What you are asked to do:
Write out the Godmarks blog post again, everything from "I think the" down to "to international status.", substituting "campaigns" for "ads".

Excerpted text:
A blog for the New Zealand creative advertising industry, now at www.campaignbrief.com/nz. Email news to: michael@campaignbrief.com

Friday, October 14, 2005

Godmarks

Everyone is loving the Consortium Godmarks campaign at the
moment. I did too until I saw this campaign that won
multiple Gold lions in 2001.

Um, go to this site and scroll down. It's identical in
humour, tone, art direction, everything.

http://www.sostav.ru/columns/gallery/2004/gold2-2001pr/

6 Comments:

Anonymous Anonymous said...

fraid the man has a point. I've also seen a stcker on an apple which says 'I made this for you' -god. but that may have been the same campaign. bloody hard to do something new these days.

1:48 pm NZDT

 
Anonymous Anonymous said...

I think the Singaporean ads were better art directed. And they didn't use speech marks.

Hmm, perhaps that guy from MTC was right (is it the fat or the thin one who is the art director?), we need to spend more time crafting our ads to gt them to international status.

2:05 pm NZDT

 
Anonymous Anonymous said...

I hate being quoted

3:30 pm NZDT

 
Blogger CB said...

Provided information:
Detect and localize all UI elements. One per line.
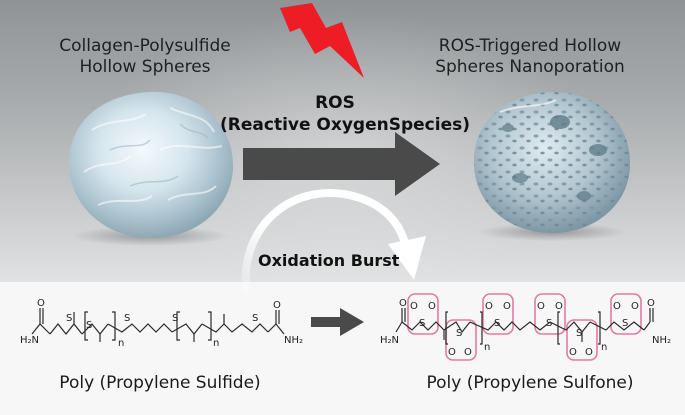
ppsu-atom-o-1b: O (428, 301, 436, 312)
nanoporated-sphere (473, 91, 631, 234)
ros-label-line-2: (Reactive OxygenSpecies) (220, 115, 470, 135)
ppsu-atom-o-6a: O (613, 301, 621, 312)
ppsu-atom-o-3a: O (485, 301, 493, 312)
oxidation-curve-arrow (241, 189, 408, 294)
pps-amide-right: NH₂ (284, 335, 303, 346)
oxidation-burst-label: Oxidation Burst (258, 251, 400, 270)
ppsu-amide-left: H₂N (380, 335, 399, 346)
ppsu-atom-s-6: S (622, 318, 628, 329)
pps-subscript-n-1: n (118, 338, 124, 349)
pps-subscript-n-2: n (213, 338, 219, 349)
ppsu-polymer-label: Poly (Propylene Sulfone) (426, 373, 634, 393)
ros-label-line-1: ROS (315, 93, 355, 113)
oxidation-arrowhead (388, 236, 426, 280)
ppsu-atoms: H₂N O O S O S O O n O S O O S O S O O n … (380, 298, 671, 358)
ppsu-atom-o-3b: O (503, 301, 511, 312)
ppsu-amide-right: NH₂ (652, 335, 671, 346)
lightning-icon (280, 3, 364, 78)
ppsu-atom-o-1a: O (410, 301, 418, 312)
ppsu-atom-o-4a: O (537, 301, 545, 312)
ppsu-atom-o-2a: O (448, 347, 456, 358)
ppsu-atom-o-right: O (647, 298, 655, 309)
nanoporation-label-line-1: ROS-Triggered Hollow (438, 36, 622, 56)
pps-atom-s-1: S (66, 313, 72, 324)
ppsu-atom-s-4: S (546, 318, 552, 329)
pps-atom-s-2: S (86, 320, 92, 331)
nanoporation-label: ROS-Triggered Hollow Spheres Nanoporatio… (410, 36, 650, 78)
ppsu-structure (395, 308, 654, 345)
ppsu-atom-s-3: S (494, 318, 500, 329)
ppsu-atom-o-5b: O (585, 347, 593, 358)
ppsu-atom-o-2b: O (464, 347, 472, 358)
pps-atom-s-5: S (252, 313, 258, 324)
pps-atoms: H₂N O S S n S S n S O NH₂ (20, 298, 303, 349)
ppsu-atom-s-1: S (419, 318, 425, 329)
collagen-sphere-label: Collagen-Polysulfide Hollow Spheres (40, 36, 250, 78)
chemistry-panel (0, 282, 685, 415)
pps-atom-s-4: S (172, 313, 178, 324)
pps-atom-s-3: S (124, 313, 130, 324)
pps-polymer-label: Poly (Propylene Sulfide) (59, 373, 261, 393)
transition-arrow (243, 132, 440, 196)
pps-structure (31, 308, 285, 342)
collagen-sphere (68, 91, 234, 238)
ppsu-atom-s-5: S (576, 328, 582, 339)
collagen-sphere-label-line-2: Hollow Spheres (79, 57, 211, 77)
ppsu-atom-o-5a: O (569, 347, 577, 358)
ppsu-subscript-n-1: n (484, 342, 490, 353)
collagen-sphere-label-line-1: Collagen-Polysulfide (59, 36, 231, 56)
pps-atom-o-right: O (273, 300, 281, 311)
nanoporation-label-line-2: Spheres Nanoporation (435, 57, 625, 77)
pps-atom-o-left: O (37, 298, 45, 309)
ppsu-atom-o-left: O (399, 298, 407, 309)
pps-amide-left: H₂N (20, 335, 39, 346)
ppsu-atom-s-2: S (456, 328, 462, 339)
ros-label: ROS (Reactive OxygenSpecies) (220, 92, 470, 136)
reaction-arrow (311, 308, 364, 336)
ppsu-atom-o-6b: O (631, 301, 639, 312)
ppsu-atom-o-4b: O (555, 301, 563, 312)
ppsu-subscript-n-2: n (601, 342, 607, 353)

Solved exercise:
I think the Singaporean campaigns were better art directed. And they didn't use speech marks.

Hmm, perhaps that guy from MTC was right (is it the fat or the thin one who is the art director?), we need to spend more time crafting our campaigns to gt them to international status.